• [INPUT FOR THIS TASK]:
□ □ □ □

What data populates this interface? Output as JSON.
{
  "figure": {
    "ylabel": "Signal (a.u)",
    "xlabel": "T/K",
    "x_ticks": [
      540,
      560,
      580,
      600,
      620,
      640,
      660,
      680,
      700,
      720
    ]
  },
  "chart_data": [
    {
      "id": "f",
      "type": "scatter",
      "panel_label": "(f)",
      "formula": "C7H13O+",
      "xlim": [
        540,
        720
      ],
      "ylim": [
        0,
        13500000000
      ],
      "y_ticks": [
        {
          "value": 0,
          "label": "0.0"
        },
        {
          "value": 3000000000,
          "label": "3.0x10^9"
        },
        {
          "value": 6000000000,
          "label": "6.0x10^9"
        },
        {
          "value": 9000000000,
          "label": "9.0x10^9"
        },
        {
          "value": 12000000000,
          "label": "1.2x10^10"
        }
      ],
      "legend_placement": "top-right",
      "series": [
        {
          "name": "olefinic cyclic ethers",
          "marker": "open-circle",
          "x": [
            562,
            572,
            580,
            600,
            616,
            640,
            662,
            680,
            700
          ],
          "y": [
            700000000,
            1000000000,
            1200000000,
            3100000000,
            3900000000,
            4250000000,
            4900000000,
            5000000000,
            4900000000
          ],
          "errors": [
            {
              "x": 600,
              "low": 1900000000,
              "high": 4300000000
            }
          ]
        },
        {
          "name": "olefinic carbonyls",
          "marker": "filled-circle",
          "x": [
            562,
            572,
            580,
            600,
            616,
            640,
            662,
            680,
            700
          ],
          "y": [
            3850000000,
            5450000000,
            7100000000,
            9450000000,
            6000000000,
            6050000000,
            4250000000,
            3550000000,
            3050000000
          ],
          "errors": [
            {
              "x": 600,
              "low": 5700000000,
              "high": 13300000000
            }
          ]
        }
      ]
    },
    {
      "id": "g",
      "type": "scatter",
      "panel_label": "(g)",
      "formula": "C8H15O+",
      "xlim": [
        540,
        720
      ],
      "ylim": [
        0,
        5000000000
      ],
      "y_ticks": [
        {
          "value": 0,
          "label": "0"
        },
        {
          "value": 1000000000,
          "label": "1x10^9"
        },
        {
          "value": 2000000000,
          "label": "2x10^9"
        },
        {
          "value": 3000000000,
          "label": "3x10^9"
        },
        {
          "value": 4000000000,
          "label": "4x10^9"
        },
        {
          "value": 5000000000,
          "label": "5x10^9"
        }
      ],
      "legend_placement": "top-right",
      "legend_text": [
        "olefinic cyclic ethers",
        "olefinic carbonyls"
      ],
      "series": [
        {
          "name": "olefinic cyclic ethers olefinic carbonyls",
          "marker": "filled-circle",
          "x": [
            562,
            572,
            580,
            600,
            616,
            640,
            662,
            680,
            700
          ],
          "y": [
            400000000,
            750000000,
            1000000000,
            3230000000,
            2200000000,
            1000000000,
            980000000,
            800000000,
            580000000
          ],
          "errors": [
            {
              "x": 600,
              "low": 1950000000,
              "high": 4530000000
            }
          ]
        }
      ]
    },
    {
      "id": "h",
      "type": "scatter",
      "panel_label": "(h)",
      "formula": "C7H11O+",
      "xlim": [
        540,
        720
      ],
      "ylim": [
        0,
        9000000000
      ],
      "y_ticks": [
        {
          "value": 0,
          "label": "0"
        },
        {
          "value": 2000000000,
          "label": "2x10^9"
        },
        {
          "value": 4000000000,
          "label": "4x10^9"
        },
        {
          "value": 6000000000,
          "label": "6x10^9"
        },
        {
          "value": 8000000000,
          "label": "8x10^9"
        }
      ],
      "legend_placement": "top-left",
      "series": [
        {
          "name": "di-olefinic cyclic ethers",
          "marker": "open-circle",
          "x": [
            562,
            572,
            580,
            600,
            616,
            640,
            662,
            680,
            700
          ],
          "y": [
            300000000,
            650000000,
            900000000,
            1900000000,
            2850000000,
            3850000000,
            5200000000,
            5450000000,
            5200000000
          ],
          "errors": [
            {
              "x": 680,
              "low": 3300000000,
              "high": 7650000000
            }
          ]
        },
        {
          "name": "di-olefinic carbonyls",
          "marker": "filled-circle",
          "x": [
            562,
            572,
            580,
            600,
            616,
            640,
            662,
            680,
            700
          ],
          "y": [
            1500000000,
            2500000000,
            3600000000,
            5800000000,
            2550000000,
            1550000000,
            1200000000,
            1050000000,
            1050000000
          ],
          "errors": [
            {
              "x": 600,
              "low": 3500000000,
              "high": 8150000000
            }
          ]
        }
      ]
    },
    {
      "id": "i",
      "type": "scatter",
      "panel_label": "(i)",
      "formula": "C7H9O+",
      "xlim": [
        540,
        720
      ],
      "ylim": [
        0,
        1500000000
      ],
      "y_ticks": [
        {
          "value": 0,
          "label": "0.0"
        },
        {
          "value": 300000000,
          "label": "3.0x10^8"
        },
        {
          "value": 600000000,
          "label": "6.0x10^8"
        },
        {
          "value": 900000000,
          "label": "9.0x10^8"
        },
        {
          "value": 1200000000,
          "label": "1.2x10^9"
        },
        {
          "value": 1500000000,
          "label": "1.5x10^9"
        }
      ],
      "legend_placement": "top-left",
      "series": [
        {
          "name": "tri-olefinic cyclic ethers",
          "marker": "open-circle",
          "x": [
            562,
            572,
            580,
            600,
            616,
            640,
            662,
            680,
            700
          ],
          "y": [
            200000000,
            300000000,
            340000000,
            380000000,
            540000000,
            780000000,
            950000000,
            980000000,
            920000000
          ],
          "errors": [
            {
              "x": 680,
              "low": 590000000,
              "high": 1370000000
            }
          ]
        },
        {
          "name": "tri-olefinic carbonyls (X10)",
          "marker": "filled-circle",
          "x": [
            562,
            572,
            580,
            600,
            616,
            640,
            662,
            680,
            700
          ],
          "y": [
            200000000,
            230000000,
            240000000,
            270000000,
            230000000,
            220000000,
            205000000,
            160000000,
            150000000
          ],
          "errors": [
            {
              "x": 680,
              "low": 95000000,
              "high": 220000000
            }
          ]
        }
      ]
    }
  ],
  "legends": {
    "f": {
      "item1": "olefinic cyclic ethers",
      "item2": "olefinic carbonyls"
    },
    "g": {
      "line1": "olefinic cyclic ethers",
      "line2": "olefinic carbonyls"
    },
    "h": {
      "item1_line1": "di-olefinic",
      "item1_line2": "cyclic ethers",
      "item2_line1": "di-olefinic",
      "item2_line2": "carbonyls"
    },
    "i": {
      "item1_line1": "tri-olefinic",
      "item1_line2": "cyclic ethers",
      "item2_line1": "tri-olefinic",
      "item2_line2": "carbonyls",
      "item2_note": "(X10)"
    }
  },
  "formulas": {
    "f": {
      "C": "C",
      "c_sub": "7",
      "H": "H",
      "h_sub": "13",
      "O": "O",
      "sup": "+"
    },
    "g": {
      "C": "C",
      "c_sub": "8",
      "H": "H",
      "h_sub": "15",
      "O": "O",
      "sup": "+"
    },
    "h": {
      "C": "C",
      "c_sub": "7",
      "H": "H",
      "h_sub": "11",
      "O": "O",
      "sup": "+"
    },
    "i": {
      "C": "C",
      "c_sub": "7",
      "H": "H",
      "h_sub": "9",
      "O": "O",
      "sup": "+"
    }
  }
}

□ □ □ □

• [DIRECTIVE]: Repeat the records above exactly.

• [COMPLETE ANSWER]:
What data populates this interface? Output as JSON.
{
  "figure": {
    "ylabel": "Signal (a.u)",
    "xlabel": "T/K",
    "x_ticks": [
      540,
      560,
      580,
      600,
      620,
      640,
      660,
      680,
      700,
      720
    ]
  },
  "chart_data": [
    {
      "id": "f",
      "type": "scatter",
      "panel_label": "(f)",
      "formula": "C7H13O+",
      "xlim": [
        540,
        720
      ],
      "ylim": [
        0,
        13500000000
      ],
      "y_ticks": [
        {
          "value": 0,
          "label": "0.0"
        },
        {
          "value": 3000000000,
          "label": "3.0x10^9"
        },
        {
          "value": 6000000000,
          "label": "6.0x10^9"
        },
        {
          "value": 9000000000,
          "label": "9.0x10^9"
        },
        {
          "value": 12000000000,
          "label": "1.2x10^10"
        }
      ],
      "legend_placement": "top-right",
      "series": [
        {
          "name": "olefinic cyclic ethers",
          "marker": "open-circle",
          "x": [
            562,
            572,
            580,
            600,
            616,
            640,
            662,
            680,
            700
          ],
          "y": [
            700000000,
            1000000000,
            1200000000,
            3100000000,
            3900000000,
            4250000000,
            4900000000,
            5000000000,
            4900000000
          ],
          "errors": [
            {
              "x": 600,
              "low": 1900000000,
              "high": 4300000000
            }
          ]
        },
        {
          "name": "olefinic carbonyls",
          "marker": "filled-circle",
          "x": [
            562,
            572,
            580,
            600,
            616,
            640,
            662,
            680,
            700
          ],
          "y": [
            3850000000,
            5450000000,
            7100000000,
            9450000000,
            6000000000,
            6050000000,
            4250000000,
            3550000000,
            3050000000
          ],
          "errors": [
            {
              "x": 600,
              "low": 5700000000,
              "high": 13300000000
            }
          ]
        }
      ]
    },
    {
      "id": "g",
      "type": "scatter",
      "panel_label": "(g)",
      "formula": "C8H15O+",
      "xlim": [
        540,
        720
      ],
      "ylim": [
        0,
        5000000000
      ],
      "y_ticks": [
        {
          "value": 0,
          "label": "0"
        },
        {
          "value": 1000000000,
          "label": "1x10^9"
        },
        {
          "value": 2000000000,
          "label": "2x10^9"
        },
        {
          "value": 3000000000,
          "label": "3x10^9"
        },
        {
          "value": 4000000000,
          "label": "4x10^9"
        },
        {
          "value": 5000000000,
          "label": "5x10^9"
        }
      ],
      "legend_placement": "top-right",
      "legend_text": [
        "olefinic cyclic ethers",
        "olefinic carbonyls"
      ],
      "series": [
        {
          "name": "olefinic cyclic ethers olefinic carbonyls",
          "marker": "filled-circle",
          "x": [
            562,
            572,
            580,
            600,
            616,
            640,
            662,
            680,
            700
          ],
          "y": [
            400000000,
            750000000,
            1000000000,
            3230000000,
            2200000000,
            1000000000,
            980000000,
            800000000,
            580000000
          ],
          "errors": [
            {
              "x": 600,
              "low": 1950000000,
              "high": 4530000000
            }
          ]
        }
      ]
    },
    {
      "id": "h",
      "type": "scatter",
      "panel_label": "(h)",
      "formula": "C7H11O+",
      "xlim": [
        540,
        720
      ],
      "ylim": [
        0,
        9000000000
      ],
      "y_ticks": [
        {
          "value": 0,
          "label": "0"
        },
        {
          "value": 2000000000,
          "label": "2x10^9"
        },
        {
          "value": 4000000000,
          "label": "4x10^9"
        },
        {
          "value": 6000000000,
          "label": "6x10^9"
        },
        {
          "value": 8000000000,
          "label": "8x10^9"
        }
      ],
      "legend_placement": "top-left",
      "series": [
        {
          "name": "di-olefinic cyclic ethers",
          "marker": "open-circle",
          "x": [
            562,
            572,
            580,
            600,
            616,
            640,
            662,
            680,
            700
          ],
          "y": [
            300000000,
            650000000,
            900000000,
            1900000000,
            2850000000,
            3850000000,
            5200000000,
            5450000000,
            5200000000
          ],
          "errors": [
            {
              "x": 680,
              "low": 3300000000,
              "high": 7650000000
            }
          ]
        },
        {
          "name": "di-olefinic carbonyls",
          "marker": "filled-circle",
          "x": [
            562,
            572,
            580,
            600,
            616,
            640,
            662,
            680,
            700
          ],
          "y": [
            1500000000,
            2500000000,
            3600000000,
            5800000000,
            2550000000,
            1550000000,
            1200000000,
            1050000000,
            1050000000
          ],
          "errors": [
            {
              "x": 600,
              "low": 3500000000,
              "high": 8150000000
            }
          ]
        }
      ]
    },
    {
      "id": "i",
      "type": "scatter",
      "panel_label": "(i)",
      "formula": "C7H9O+",
      "xlim": [
        540,
        720
      ],
      "ylim": [
        0,
        1500000000
      ],
      "y_ticks": [
        {
          "value": 0,
          "label": "0.0"
        },
        {
          "value": 300000000,
          "label": "3.0x10^8"
        },
        {
          "value": 600000000,
          "label": "6.0x10^8"
        },
        {
          "value": 900000000,
          "label": "9.0x10^8"
        },
        {
          "value": 1200000000,
          "label": "1.2x10^9"
        },
        {
          "value": 1500000000,
          "label": "1.5x10^9"
        }
      ],
      "legend_placement": "top-left",
      "series": [
        {
          "name": "tri-olefinic cyclic ethers",
          "marker": "open-circle",
          "x": [
            562,
            572,
            580,
            600,
            616,
            640,
            662,
            680,
            700
          ],
          "y": [
            200000000,
            300000000,
            340000000,
            380000000,
            540000000,
            780000000,
            950000000,
            980000000,
            920000000
          ],
          "errors": [
            {
              "x": 680,
              "low": 590000000,
              "high": 1370000000
            }
          ]
        },
        {
          "name": "tri-olefinic carbonyls (X10)",
          "marker": "filled-circle",
          "x": [
            562,
            572,
            580,
            600,
            616,
            640,
            662,
            680,
            700
          ],
          "y": [
            200000000,
            230000000,
            240000000,
            270000000,
            230000000,
            220000000,
            205000000,
            160000000,
            150000000
          ],
          "errors": [
            {
              "x": 680,
              "low": 95000000,
              "high": 220000000
            }
          ]
        }
      ]
    }
  ],
  "legends": {
    "f": {
      "item1": "olefinic cyclic ethers",
      "item2": "olefinic carbonyls"
    },
    "g": {
      "line1": "olefinic cyclic ethers",
      "line2": "olefinic carbonyls"
    },
    "h": {
      "item1_line1": "di-olefinic",
      "item1_line2": "cyclic ethers",
      "item2_line1": "di-olefinic",
      "item2_line2": "carbonyls"
    },
    "i": {
      "item1_line1": "tri-olefinic",
      "item1_line2": "cyclic ethers",
      "item2_line1": "tri-olefinic",
      "item2_line2": "carbonyls",
      "item2_note": "(X10)"
    }
  },
  "formulas": {
    "f": {
      "C": "C",
      "c_sub": "7",
      "H": "H",
      "h_sub": "13",
      "O": "O",
      "sup": "+"
    },
    "g": {
      "C": "C",
      "c_sub": "8",
      "H": "H",
      "h_sub": "15",
      "O": "O",
      "sup": "+"
    },
    "h": {
      "C": "C",
      "c_sub": "7",
      "H": "H",
      "h_sub": "11",
      "O": "O",
      "sup": "+"
    },
    "i": {
      "C": "C",
      "c_sub": "7",
      "H": "H",
      "h_sub": "9",
      "O": "O",
      "sup": "+"
    }
  }
}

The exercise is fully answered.